Record excerpts |
** start **
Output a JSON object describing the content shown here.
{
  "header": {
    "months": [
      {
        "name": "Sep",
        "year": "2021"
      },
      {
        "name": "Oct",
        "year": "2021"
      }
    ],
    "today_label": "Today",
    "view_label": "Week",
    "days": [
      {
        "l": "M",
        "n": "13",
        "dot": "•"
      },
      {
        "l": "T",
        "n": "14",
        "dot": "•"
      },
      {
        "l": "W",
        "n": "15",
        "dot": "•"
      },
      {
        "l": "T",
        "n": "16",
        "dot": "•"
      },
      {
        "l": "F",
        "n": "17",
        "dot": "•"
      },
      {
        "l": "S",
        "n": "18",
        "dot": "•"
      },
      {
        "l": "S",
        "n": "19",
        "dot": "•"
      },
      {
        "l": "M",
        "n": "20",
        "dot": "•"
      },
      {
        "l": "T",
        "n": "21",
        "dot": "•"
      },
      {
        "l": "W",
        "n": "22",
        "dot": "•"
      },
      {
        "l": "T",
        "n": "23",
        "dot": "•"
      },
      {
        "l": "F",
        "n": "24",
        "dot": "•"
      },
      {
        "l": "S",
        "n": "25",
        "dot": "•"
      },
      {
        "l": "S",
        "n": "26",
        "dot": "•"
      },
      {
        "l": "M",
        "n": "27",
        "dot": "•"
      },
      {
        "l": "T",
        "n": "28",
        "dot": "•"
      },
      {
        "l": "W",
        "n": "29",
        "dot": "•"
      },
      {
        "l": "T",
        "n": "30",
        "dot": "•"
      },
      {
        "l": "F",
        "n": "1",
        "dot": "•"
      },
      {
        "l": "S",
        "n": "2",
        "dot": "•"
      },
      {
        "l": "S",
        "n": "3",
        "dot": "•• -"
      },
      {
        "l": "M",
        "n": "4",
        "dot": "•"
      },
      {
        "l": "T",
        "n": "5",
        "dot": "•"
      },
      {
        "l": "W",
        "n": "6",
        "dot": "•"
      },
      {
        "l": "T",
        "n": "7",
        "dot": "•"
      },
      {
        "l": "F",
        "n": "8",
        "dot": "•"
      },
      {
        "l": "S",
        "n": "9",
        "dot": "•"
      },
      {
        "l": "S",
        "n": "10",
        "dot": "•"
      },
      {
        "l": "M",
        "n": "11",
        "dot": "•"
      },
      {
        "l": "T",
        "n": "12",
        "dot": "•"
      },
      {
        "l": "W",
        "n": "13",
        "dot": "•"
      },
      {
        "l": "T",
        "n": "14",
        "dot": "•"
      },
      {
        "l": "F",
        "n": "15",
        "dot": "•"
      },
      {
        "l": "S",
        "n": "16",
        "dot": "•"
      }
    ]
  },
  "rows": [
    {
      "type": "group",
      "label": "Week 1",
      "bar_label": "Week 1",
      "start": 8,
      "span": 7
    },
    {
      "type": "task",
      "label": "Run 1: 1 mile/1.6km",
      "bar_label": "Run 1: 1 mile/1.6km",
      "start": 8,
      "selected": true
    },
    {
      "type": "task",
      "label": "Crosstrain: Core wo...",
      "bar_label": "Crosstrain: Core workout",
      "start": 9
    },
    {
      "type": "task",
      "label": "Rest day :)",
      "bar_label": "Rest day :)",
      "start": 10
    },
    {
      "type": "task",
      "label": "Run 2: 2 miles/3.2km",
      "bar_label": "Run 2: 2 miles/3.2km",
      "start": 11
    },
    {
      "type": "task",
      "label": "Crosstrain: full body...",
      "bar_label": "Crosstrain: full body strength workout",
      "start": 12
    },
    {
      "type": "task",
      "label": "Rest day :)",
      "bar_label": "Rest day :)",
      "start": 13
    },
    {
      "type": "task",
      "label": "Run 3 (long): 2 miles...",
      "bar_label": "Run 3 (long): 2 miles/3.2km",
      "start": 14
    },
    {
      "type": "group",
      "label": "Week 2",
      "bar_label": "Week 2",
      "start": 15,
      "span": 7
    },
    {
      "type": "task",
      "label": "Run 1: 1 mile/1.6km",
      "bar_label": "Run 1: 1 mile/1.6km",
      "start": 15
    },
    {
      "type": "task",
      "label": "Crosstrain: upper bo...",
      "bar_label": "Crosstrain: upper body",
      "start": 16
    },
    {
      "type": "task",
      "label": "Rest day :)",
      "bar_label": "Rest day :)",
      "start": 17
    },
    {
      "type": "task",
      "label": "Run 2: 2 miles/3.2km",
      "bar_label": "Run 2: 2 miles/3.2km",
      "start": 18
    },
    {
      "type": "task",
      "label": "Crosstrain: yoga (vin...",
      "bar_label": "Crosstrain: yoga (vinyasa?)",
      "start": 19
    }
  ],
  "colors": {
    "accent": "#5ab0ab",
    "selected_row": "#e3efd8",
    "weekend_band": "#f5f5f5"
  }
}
** end **
** start **
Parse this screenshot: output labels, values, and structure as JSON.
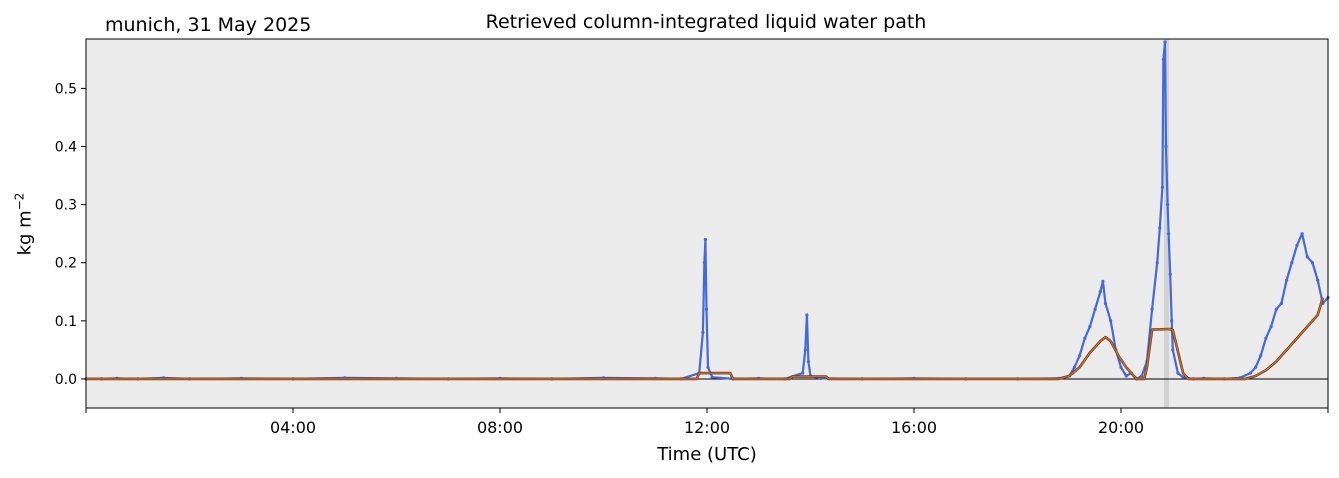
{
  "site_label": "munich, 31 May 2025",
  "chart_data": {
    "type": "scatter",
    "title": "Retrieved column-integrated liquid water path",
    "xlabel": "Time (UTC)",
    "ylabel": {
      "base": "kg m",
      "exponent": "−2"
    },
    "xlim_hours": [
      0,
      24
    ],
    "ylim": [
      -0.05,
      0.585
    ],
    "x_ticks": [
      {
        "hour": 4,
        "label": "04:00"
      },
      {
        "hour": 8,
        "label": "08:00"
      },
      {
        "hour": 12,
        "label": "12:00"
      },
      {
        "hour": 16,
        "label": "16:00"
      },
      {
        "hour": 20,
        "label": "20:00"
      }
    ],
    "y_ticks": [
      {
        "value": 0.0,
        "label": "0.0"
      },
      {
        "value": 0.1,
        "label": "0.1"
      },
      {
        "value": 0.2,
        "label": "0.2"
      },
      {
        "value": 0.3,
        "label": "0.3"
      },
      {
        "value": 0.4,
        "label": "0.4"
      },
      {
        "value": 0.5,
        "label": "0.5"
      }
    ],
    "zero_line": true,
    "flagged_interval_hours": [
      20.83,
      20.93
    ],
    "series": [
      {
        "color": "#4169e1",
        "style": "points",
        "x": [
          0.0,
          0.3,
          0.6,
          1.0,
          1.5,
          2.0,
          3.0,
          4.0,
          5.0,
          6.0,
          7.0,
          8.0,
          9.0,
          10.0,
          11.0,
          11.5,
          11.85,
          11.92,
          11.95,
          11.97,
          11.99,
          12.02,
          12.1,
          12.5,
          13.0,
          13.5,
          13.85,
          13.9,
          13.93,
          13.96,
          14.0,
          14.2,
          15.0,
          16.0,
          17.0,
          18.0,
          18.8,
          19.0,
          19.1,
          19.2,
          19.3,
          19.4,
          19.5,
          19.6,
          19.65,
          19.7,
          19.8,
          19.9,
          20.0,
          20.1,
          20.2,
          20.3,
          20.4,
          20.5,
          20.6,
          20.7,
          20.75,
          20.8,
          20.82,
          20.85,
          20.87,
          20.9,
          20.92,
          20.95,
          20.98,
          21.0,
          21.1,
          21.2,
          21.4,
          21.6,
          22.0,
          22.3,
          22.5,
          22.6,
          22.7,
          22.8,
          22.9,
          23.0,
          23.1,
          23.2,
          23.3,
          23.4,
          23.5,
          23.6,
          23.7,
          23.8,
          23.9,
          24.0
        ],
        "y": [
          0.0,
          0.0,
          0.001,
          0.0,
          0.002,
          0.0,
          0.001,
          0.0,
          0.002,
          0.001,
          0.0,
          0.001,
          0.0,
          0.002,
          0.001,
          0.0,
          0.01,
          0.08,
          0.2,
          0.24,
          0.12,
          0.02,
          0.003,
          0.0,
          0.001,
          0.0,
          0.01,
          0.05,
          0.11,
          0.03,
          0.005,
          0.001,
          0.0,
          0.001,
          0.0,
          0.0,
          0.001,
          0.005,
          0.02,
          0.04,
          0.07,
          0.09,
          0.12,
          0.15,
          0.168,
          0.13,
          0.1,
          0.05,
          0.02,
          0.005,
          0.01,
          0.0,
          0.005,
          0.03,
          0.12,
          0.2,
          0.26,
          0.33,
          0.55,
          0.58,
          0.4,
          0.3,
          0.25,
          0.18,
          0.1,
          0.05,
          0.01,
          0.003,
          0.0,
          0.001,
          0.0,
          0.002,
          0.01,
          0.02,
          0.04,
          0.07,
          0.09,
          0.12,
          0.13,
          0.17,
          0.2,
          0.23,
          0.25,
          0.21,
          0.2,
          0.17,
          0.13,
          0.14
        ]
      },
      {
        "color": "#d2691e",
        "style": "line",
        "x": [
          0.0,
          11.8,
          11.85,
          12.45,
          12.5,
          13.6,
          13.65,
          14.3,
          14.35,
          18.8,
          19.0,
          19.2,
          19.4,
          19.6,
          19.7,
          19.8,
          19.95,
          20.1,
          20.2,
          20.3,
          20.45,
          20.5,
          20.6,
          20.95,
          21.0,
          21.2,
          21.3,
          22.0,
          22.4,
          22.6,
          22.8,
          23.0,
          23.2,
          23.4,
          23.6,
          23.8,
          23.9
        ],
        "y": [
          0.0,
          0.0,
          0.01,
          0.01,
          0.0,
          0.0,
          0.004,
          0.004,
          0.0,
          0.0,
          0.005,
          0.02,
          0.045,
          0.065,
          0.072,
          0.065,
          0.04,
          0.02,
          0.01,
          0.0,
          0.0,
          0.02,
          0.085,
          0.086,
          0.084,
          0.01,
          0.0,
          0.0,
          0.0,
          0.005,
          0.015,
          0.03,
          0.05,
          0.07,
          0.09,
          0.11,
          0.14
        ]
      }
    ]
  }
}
** end **
Find every line in the records above that holds the word "JSON", and copy each one.

Output a JSON object describing the content shown here.
Parse this screenshot: output labels, values, and structure as JSON.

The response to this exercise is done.